To do: Write out the listing below again, precisely as it is given.

[Entries taken from a collection]
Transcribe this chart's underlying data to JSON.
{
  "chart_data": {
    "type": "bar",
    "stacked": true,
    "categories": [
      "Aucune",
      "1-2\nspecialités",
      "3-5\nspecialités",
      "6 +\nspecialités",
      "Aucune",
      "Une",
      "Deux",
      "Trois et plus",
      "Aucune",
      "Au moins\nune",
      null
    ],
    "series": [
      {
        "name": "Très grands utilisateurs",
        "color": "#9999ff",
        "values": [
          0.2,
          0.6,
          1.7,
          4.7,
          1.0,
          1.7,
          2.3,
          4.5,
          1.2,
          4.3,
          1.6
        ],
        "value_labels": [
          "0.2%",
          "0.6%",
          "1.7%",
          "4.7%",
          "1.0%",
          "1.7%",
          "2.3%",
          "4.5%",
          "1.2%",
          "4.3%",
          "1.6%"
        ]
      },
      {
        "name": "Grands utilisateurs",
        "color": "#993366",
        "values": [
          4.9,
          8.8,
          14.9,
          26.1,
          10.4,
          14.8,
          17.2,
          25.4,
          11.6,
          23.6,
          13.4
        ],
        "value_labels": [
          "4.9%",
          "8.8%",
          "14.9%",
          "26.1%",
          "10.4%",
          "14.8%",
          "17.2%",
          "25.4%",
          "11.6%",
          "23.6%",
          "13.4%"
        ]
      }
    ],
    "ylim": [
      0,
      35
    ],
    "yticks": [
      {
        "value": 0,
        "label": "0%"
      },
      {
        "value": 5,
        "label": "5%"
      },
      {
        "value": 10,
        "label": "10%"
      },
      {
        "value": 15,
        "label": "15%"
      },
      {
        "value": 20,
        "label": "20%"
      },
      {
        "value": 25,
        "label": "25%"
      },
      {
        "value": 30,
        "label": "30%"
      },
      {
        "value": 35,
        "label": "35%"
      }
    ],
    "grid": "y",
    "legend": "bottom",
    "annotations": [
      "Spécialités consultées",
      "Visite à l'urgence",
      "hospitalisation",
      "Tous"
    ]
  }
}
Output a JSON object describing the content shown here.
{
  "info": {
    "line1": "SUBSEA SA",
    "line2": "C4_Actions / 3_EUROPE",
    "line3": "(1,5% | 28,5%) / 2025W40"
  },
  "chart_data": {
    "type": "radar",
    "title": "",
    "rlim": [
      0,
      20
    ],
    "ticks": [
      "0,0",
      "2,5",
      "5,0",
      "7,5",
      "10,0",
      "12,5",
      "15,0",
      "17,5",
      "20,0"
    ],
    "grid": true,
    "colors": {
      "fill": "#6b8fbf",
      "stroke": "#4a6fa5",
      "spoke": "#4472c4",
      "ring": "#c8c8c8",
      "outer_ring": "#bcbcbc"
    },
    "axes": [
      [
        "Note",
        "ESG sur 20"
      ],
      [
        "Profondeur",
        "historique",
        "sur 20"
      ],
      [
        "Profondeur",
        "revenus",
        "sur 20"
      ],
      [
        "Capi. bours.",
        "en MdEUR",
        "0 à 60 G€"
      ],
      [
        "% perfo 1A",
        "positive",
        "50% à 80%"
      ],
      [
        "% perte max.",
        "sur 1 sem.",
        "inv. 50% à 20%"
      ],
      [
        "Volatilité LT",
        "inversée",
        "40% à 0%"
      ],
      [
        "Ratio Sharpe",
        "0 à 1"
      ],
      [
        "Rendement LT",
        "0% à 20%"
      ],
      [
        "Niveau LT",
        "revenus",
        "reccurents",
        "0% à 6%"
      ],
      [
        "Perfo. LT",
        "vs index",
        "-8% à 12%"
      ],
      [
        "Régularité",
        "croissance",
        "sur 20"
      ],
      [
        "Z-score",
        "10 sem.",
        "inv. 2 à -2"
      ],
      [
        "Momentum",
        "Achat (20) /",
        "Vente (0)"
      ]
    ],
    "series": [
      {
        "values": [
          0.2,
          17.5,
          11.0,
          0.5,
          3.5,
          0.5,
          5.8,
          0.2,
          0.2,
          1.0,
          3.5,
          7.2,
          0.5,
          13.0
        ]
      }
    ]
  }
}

Solution to the exercise:
Transcribe this chart's underlying data to JSON.
{
  "chart_data": {
    "type": "bar",
    "stacked": true,
    "categories": [
      "Aucune",
      "1-2\nspecialités",
      "3-5\nspecialités",
      "6 +\nspecialités",
      "Aucune",
      "Une",
      "Deux",
      "Trois et plus",
      "Aucune",
      "Au moins\nune",
      null
    ],
    "series": [
      {
        "name": "Très grands utilisateurs",
        "color": "#9999ff",
        "values": [
          0.2,
          0.6,
          1.7,
          4.7,
          1.0,
          1.7,
          2.3,
          4.5,
          1.2,
          4.3,
          1.6
        ],
        "value_labels": [
          "0.2%",
          "0.6%",
          "1.7%",
          "4.7%",
          "1.0%",
          "1.7%",
          "2.3%",
          "4.5%",
          "1.2%",
          "4.3%",
          "1.6%"
        ]
      },
      {
        "name": "Grands utilisateurs",
        "color": "#993366",
        "values": [
          4.9,
          8.8,
          14.9,
          26.1,
          10.4,
          14.8,
          17.2,
          25.4,
          11.6,
          23.6,
          13.4
        ],
        "value_labels": [
          "4.9%",
          "8.8%",
          "14.9%",
          "26.1%",
          "10.4%",
          "14.8%",
          "17.2%",
          "25.4%",
          "11.6%",
          "23.6%",
          "13.4%"
        ]
      }
    ],
    "ylim": [
      0,
      35
    ],
    "yticks": [
      {
        "value": 0,
        "label": "0%"
      },
      {
        "value": 5,
        "label": "5%"
      },
      {
        "value": 10,
        "label": "10%"
      },
      {
        "value": 15,
        "label": "15%"
      },
      {
        "value": 20,
        "label": "20%"
      },
      {
        "value": 25,
        "label": "25%"
      },
      {
        "value": 30,
        "label": "30%"
      },
      {
        "value": 35,
        "label": "35%"
      }
    ],
    "grid": "y",
    "legend": "bottom",
    "annotations": [
      "Spécialités consultées",
      "Visite à l'urgence",
      "hospitalisation",
      "Tous"
    ]
  }
}
Output a JSON object describing the content shown here.
{
  "info": {
    "line1": "SUBSEA SA",
    "line2": "C4_Actions / 3_EUROPE",
    "line3": "(1,5% | 28,5%) / 2025W40"
  },
  "chart_data": {
    "type": "radar",
    "title": "",
    "rlim": [
      0,
      20
    ],
    "ticks": [
      "0,0",
      "2,5",
      "5,0",
      "7,5",
      "10,0",
      "12,5",
      "15,0",
      "17,5",
      "20,0"
    ],
    "grid": true,
    "colors": {
      "fill": "#6b8fbf",
      "stroke": "#4a6fa5",
      "spoke": "#4472c4",
      "ring": "#c8c8c8",
      "outer_ring": "#bcbcbc"
    },
    "axes": [
      [
        "Note",
        "ESG sur 20"
      ],
      [
        "Profondeur",
        "historique",
        "sur 20"
      ],
      [
        "Profondeur",
        "revenus",
        "sur 20"
      ],
      [
        "Capi. bours.",
        "en MdEUR",
        "0 à 60 G€"
      ],
      [
        "% perfo 1A",
        "positive",
        "50% à 80%"
      ],
      [
        "% perte max.",
        "sur 1 sem.",
        "inv. 50% à 20%"
      ],
      [
        "Volatilité LT",
        "inversée",
        "40% à 0%"
      ],
      [
        "Ratio Sharpe",
        "0 à 1"
      ],
      [
        "Rendement LT",
        "0% à 20%"
      ],
      [
        "Niveau LT",
        "revenus",
        "reccurents",
        "0% à 6%"
      ],
      [
        "Perfo. LT",
        "vs index",
        "-8% à 12%"
      ],
      [
        "Régularité",
        "croissance",
        "sur 20"
      ],
      [
        "Z-score",
        "10 sem.",
        "inv. 2 à -2"
      ],
      [
        "Momentum",
        "Achat (20) /",
        "Vente (0)"
      ]
    ],
    "series": [
      {
        "values": [
          0.2,
          17.5,
          11.0,
          0.5,
          3.5,
          0.5,
          5.8,
          0.2,
          0.2,
          1.0,
          3.5,
          7.2,
          0.5,
          13.0
        ]
      }
    ]
  }
}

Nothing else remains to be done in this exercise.